Goal: Count how many lines hold the string "image", and give only that number.

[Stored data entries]
────────────────────────────────────────
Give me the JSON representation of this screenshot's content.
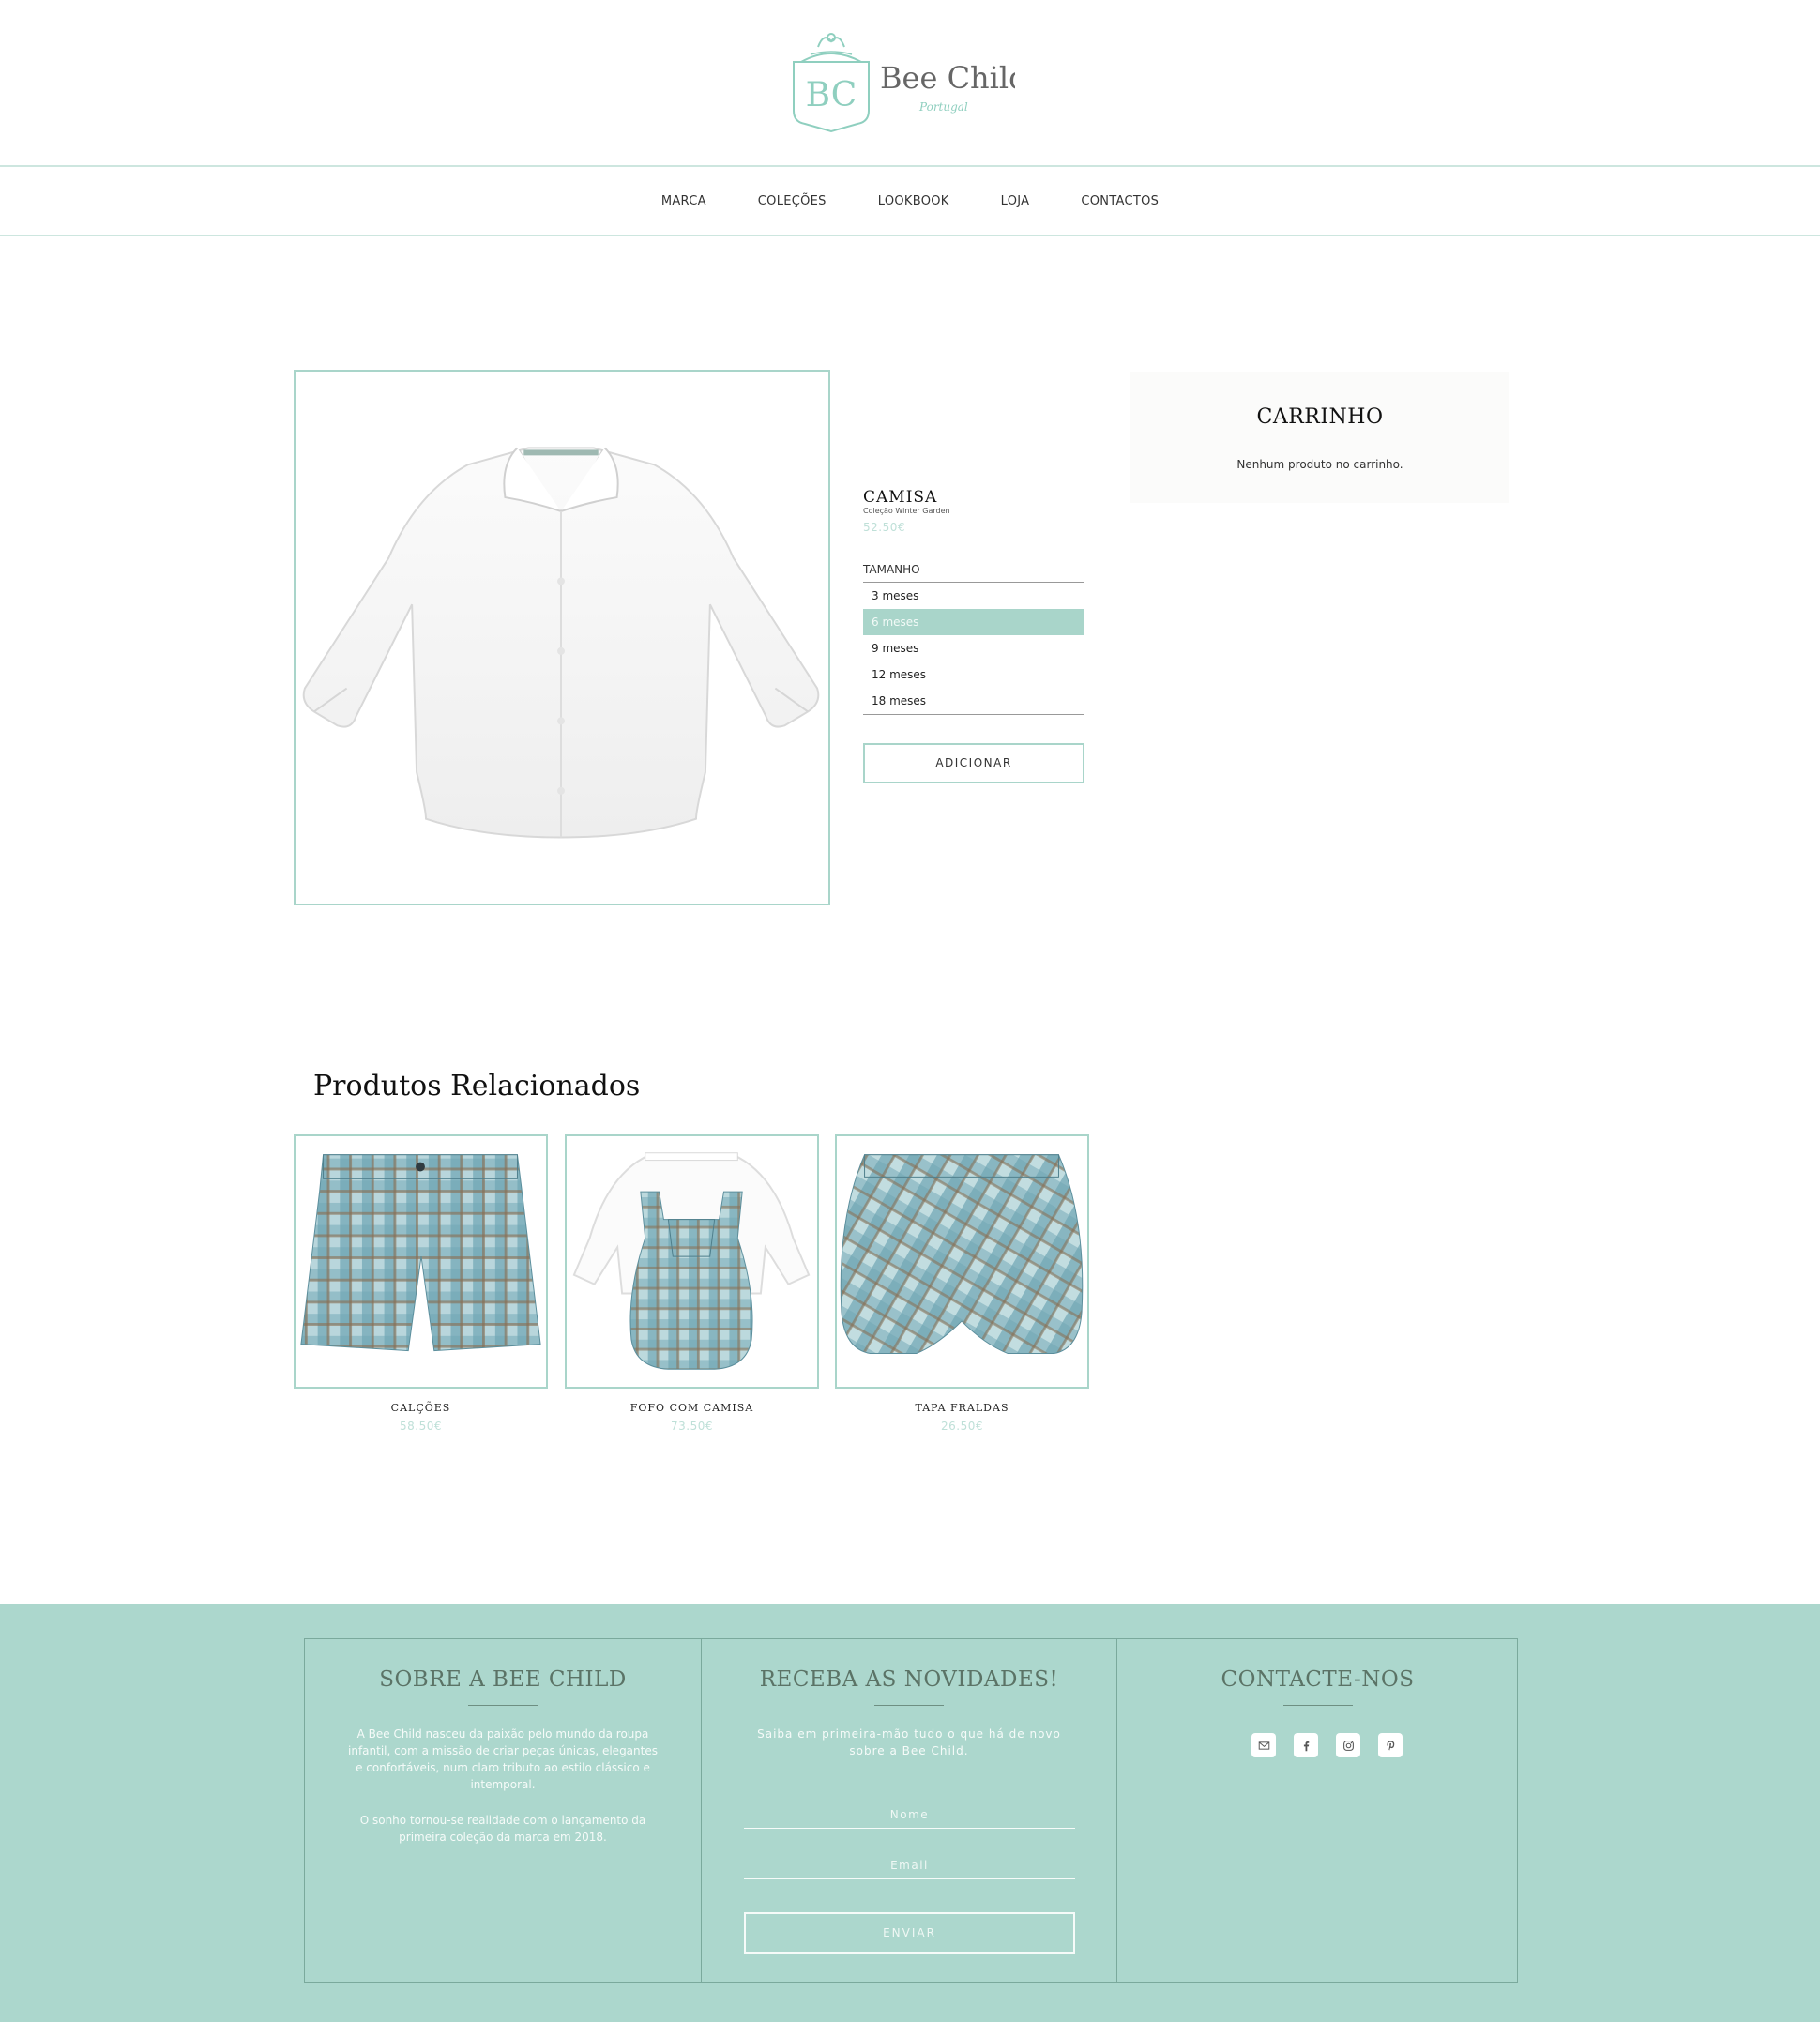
{
  "brand": {
    "monogram": "BC",
    "name": "Bee Child",
    "sub": "Portugal",
    "accent": "#a9d5ca",
    "logo_color": "#8fcfbf"
  },
  "nav": {
    "items": [
      "MARCA",
      "COLEÇÕES",
      "LOOKBOOK",
      "LOJA",
      "CONTACTOS"
    ]
  },
  "product": {
    "name": "CAMISA",
    "collection": "Coleção Winter Garden",
    "price": "52.50€",
    "size_label": "TAMANHO",
    "sizes": [
      "3 meses",
      "6 meses",
      "9 meses",
      "12 meses",
      "18 meses"
    ],
    "selected_size": "6 meses",
    "add_label": "ADICIONAR",
    "image_icon": "white-shirt-image"
  },
  "cart": {
    "title": "CARRINHO",
    "empty": "Nenhum produto no carrinho."
  },
  "related": {
    "title": "Produtos Relacionados",
    "items": [
      {
        "name": "CALÇÕES",
        "price": "58.50€",
        "image_icon": "plaid-shorts-image"
      },
      {
        "name": "FOFO COM CAMISA",
        "price": "73.50€",
        "image_icon": "plaid-romper-image"
      },
      {
        "name": "TAPA FRALDAS",
        "price": "26.50€",
        "image_icon": "plaid-bloomers-image"
      }
    ]
  },
  "footer": {
    "about": {
      "title": "SOBRE A BEE CHILD",
      "p1_lines": [
        "A Bee Child nasceu da paixão pelo mundo da roupa",
        "infantil, com a missão de criar peças únicas, elegantes",
        "e confortáveis, num claro tributo ao estilo clássico e",
        "intemporal."
      ],
      "p2_lines": [
        "O sonho tornou-se realidade com o lançamento da",
        "primeira coleção da marca em 2018."
      ]
    },
    "newsletter": {
      "title": "RECEBA AS NOVIDADES!",
      "text_lines": [
        "Saiba em primeira-mão tudo o que há de novo",
        "sobre a Bee Child."
      ],
      "name_placeholder": "Nome",
      "email_placeholder": "Email",
      "send_label": "ENVIAR"
    },
    "contact": {
      "title": "CONTACTE-NOS",
      "social_icons": [
        "email-icon",
        "facebook-icon",
        "instagram-icon",
        "pinterest-icon"
      ]
    },
    "background": "#acd7cd"
  }
}
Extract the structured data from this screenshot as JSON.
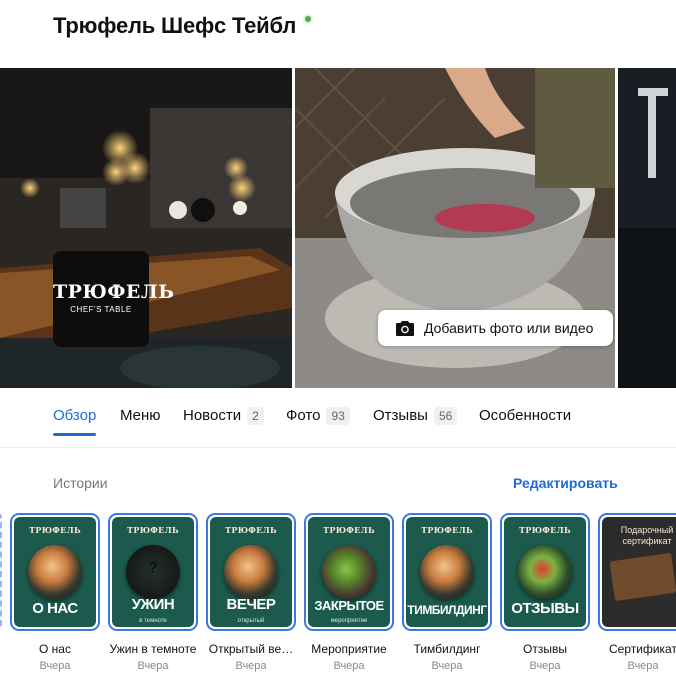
{
  "header": {
    "title": "Трюфель Шефс Тейбл"
  },
  "gallery": {
    "logo": {
      "main": "ТРЮФЕЛЬ",
      "sub": "CHEF'S TABLE"
    },
    "add_media_label": "Добавить фото или видео"
  },
  "tabs": [
    {
      "label": "Обзор",
      "count": "",
      "active": true
    },
    {
      "label": "Меню",
      "count": ""
    },
    {
      "label": "Новости",
      "count": "2"
    },
    {
      "label": "Фото",
      "count": "93"
    },
    {
      "label": "Отзывы",
      "count": "56"
    },
    {
      "label": "Особенности",
      "count": ""
    }
  ],
  "stories": {
    "heading": "Истории",
    "edit_label": "Редактировать",
    "items": [
      {
        "brand": "ТРЮФЕЛЬ",
        "caption": "О НАС",
        "subcaption": "",
        "name": "О нас",
        "date": "Вчера"
      },
      {
        "brand": "ТРЮФЕЛЬ",
        "caption": "УЖИН",
        "subcaption": "в темноте",
        "name": "Ужин в темноте",
        "date": "Вчера"
      },
      {
        "brand": "ТРЮФЕЛЬ",
        "caption": "ВЕЧЕР",
        "subcaption": "открытый",
        "name": "Открытый ве…",
        "date": "Вчера"
      },
      {
        "brand": "ТРЮФЕЛЬ",
        "caption": "ЗАКРЫТОЕ",
        "subcaption": "мероприятие",
        "name": "Мероприятие",
        "date": "Вчера"
      },
      {
        "brand": "ТРЮФЕЛЬ",
        "caption": "ТИМБИЛДИНГ",
        "subcaption": "",
        "name": "Тимбилдинг",
        "date": "Вчера"
      },
      {
        "brand": "ТРЮФЕЛЬ",
        "caption": "ОТЗЫВЫ",
        "subcaption": "",
        "name": "Отзывы",
        "date": "Вчера"
      },
      {
        "cert_title": "Подарочный сертификат",
        "name": "Сертификат",
        "date": "Вчера"
      }
    ]
  },
  "colors": {
    "accent": "#1f6bd6",
    "story_card": "#1b5a4c",
    "verified": "#4caf50"
  }
}
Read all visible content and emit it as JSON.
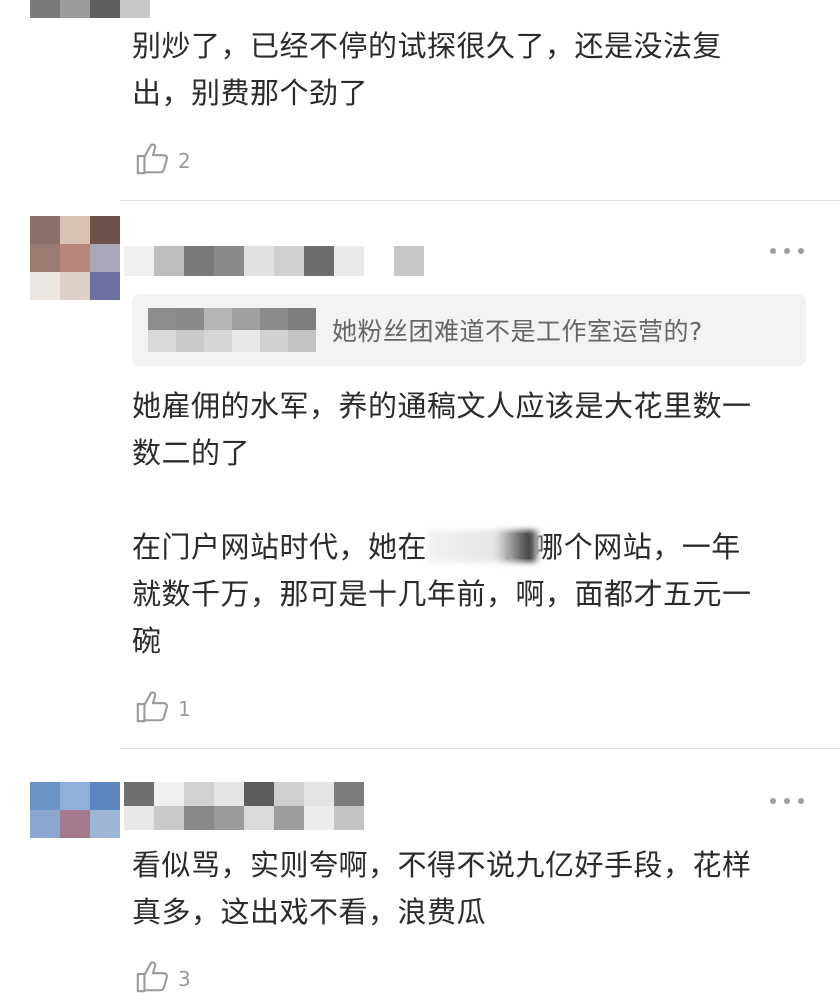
────────────────────────────────────────
Exercise result: 4